→ **Data excerpts**:
↓↓↓

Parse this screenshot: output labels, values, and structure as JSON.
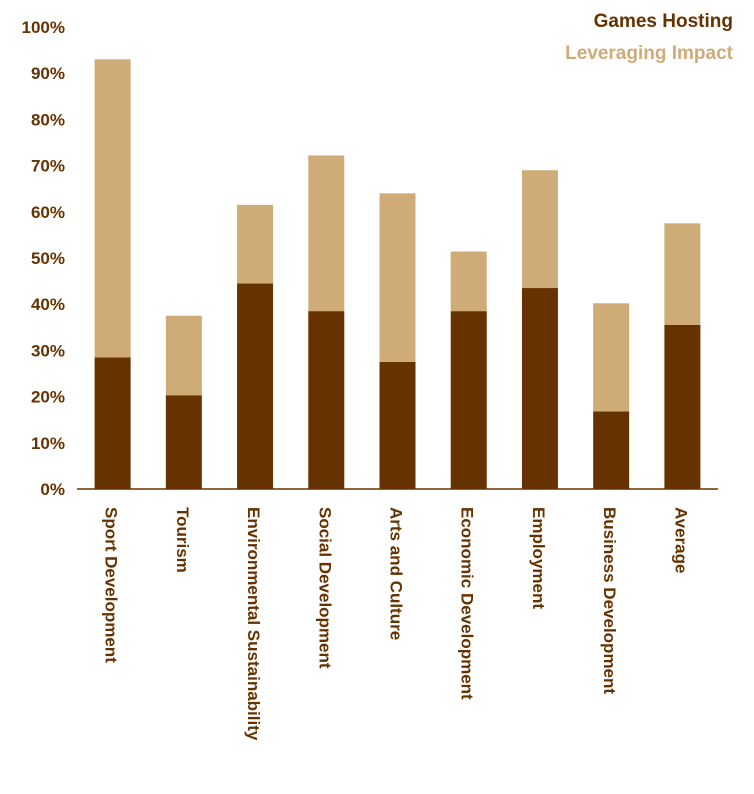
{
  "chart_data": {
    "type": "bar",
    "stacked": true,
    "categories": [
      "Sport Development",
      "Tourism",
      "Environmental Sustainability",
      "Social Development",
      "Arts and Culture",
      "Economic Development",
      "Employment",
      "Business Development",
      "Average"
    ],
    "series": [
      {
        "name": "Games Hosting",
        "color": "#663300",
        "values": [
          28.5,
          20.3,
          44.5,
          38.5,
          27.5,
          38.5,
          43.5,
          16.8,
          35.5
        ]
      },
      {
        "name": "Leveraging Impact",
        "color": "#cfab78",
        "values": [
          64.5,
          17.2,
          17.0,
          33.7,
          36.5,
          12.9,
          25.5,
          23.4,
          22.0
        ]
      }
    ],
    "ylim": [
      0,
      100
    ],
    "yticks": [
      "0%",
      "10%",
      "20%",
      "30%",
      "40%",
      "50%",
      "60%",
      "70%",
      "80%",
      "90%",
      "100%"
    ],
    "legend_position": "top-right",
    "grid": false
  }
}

↑↑↑

→ **The problem**: From the data, list each line in which the string "Development" appears.

→ **Task response**:
      "Sport Development",
      "Social Development",
      "Economic Development",
      "Business Development",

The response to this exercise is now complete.